- [PROMPT] Report every line in the listing below where the string "this" shows up.

────

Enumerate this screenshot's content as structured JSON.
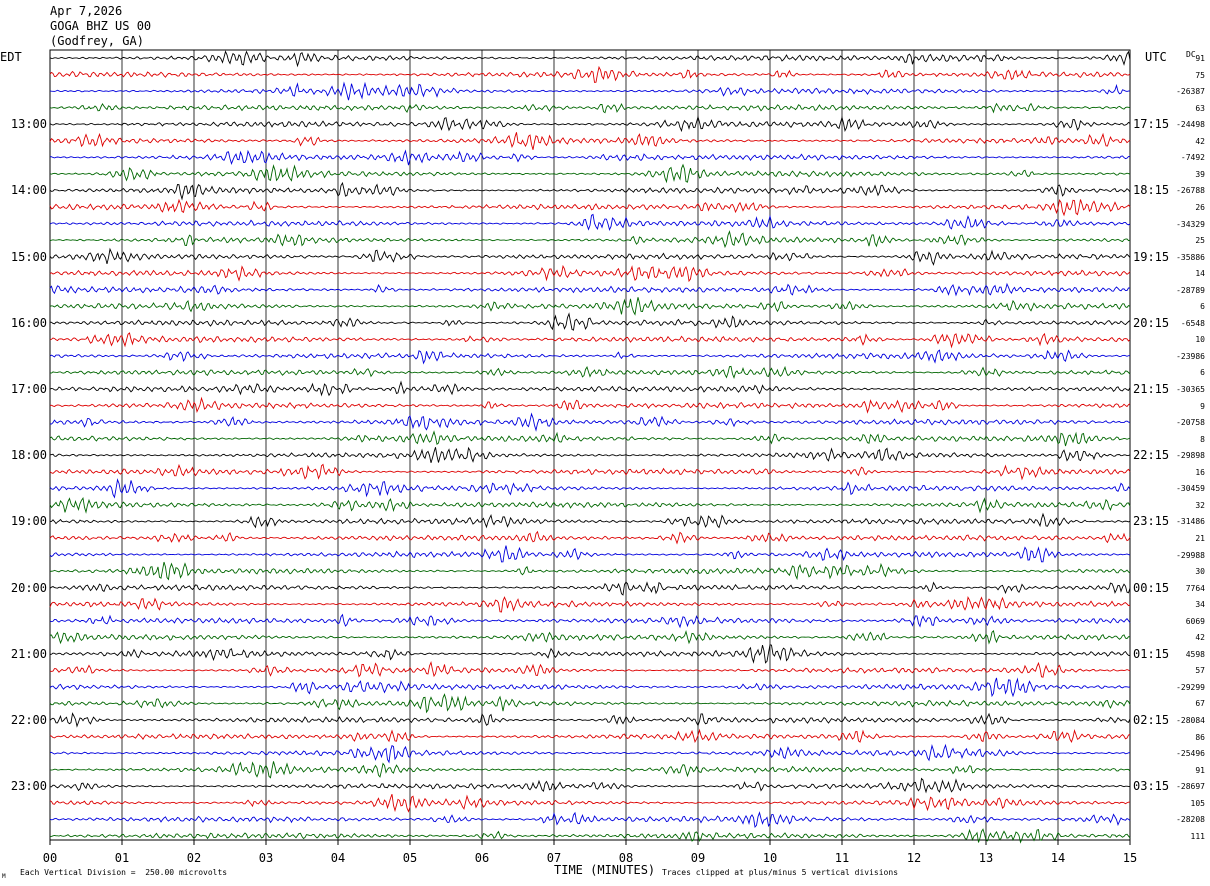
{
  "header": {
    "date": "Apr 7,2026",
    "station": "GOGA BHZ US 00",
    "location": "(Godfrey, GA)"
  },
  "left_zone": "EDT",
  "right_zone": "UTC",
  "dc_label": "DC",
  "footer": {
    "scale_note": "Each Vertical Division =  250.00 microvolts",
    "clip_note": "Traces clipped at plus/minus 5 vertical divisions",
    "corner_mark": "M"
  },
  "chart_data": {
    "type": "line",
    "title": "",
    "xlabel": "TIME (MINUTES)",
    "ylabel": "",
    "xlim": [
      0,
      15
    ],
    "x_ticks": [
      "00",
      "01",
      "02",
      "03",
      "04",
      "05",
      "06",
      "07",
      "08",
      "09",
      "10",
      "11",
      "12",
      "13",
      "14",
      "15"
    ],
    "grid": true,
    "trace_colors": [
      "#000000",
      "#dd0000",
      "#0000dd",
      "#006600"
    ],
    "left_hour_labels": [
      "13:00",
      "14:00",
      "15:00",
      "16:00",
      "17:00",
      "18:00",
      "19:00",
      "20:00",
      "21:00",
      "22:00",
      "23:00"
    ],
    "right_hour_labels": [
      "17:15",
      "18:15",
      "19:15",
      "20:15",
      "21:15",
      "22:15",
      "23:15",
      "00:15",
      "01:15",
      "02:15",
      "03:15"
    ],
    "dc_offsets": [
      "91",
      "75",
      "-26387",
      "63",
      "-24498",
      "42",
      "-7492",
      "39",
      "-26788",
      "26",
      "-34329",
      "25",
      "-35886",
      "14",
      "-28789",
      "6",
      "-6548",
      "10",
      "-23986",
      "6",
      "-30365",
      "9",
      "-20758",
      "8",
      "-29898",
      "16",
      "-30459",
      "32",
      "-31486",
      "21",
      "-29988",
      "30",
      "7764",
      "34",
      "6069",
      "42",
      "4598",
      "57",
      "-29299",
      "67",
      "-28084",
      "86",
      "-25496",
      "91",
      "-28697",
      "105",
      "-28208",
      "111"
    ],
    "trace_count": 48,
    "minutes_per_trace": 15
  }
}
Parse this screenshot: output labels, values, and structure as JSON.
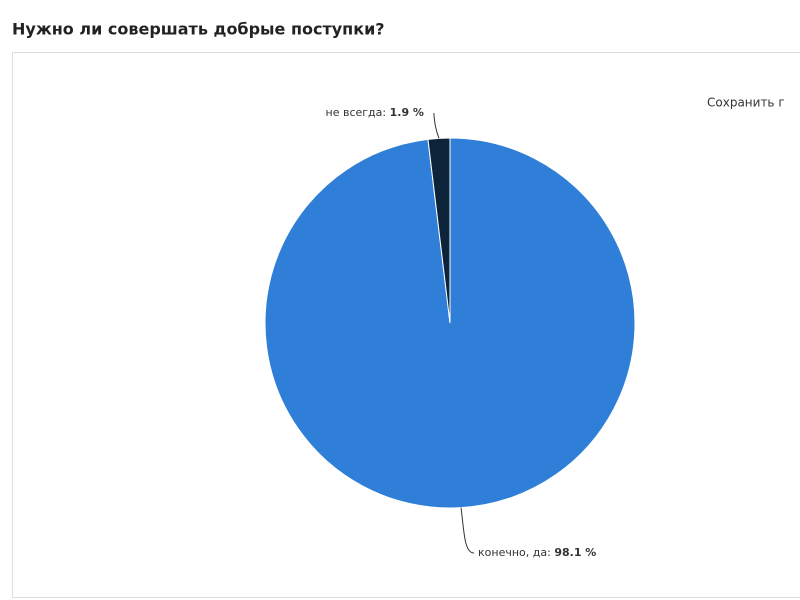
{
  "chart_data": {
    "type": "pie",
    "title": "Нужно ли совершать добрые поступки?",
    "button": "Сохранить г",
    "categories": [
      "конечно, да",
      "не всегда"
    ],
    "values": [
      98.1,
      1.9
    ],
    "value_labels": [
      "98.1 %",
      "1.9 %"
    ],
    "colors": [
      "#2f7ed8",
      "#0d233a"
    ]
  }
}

────

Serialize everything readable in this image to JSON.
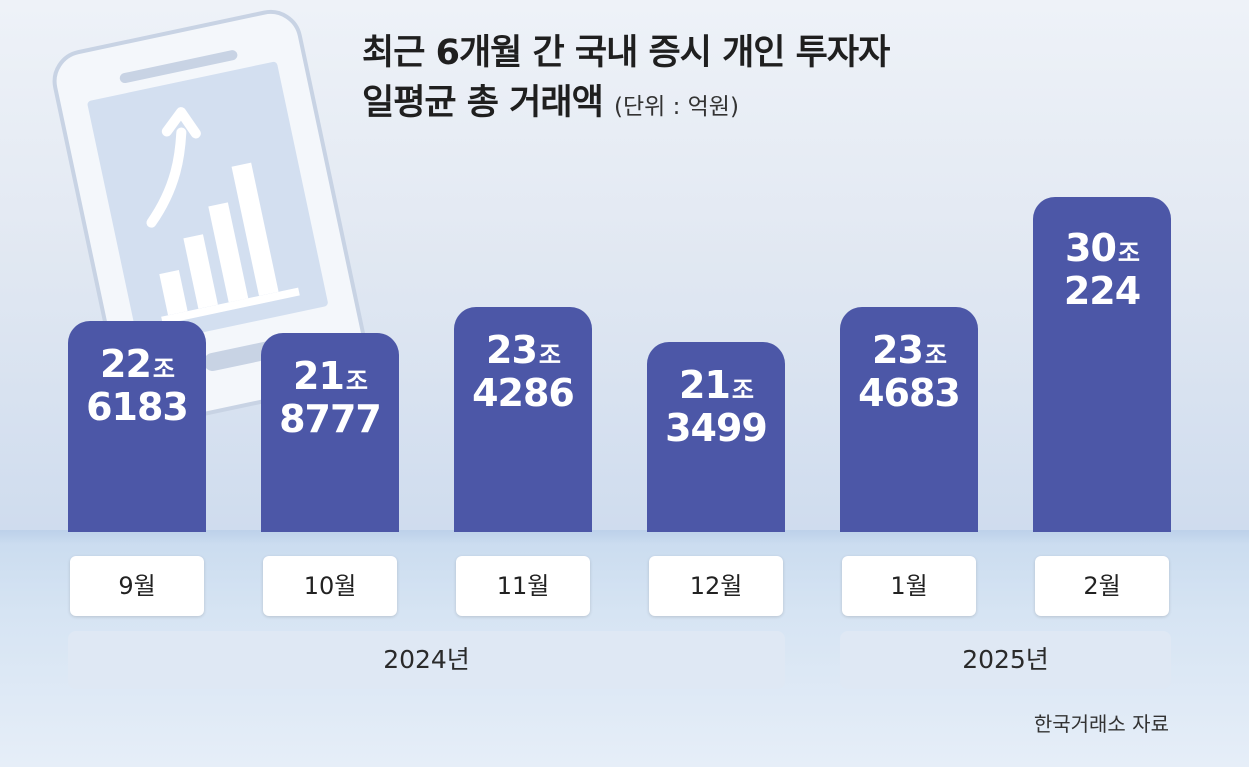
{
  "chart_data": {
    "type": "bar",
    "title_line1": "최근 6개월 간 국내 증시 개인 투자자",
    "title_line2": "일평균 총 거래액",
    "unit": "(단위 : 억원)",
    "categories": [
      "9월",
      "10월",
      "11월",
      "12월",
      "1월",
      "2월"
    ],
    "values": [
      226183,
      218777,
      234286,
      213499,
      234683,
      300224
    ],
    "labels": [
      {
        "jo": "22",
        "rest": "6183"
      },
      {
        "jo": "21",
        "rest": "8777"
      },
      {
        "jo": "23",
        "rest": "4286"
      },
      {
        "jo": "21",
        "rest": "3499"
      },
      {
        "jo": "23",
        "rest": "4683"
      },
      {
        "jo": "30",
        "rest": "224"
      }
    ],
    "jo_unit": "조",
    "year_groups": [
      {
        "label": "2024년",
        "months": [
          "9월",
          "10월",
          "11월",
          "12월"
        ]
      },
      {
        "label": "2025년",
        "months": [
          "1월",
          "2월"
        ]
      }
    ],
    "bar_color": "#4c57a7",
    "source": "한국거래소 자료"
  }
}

────

- [CORRECT OUTPUT]
Enumerate this screenshot's content as structured JSON.
Parse this screenshot: output labels, values, and structure as JSON.
Serialize everything readable in this image to JSON.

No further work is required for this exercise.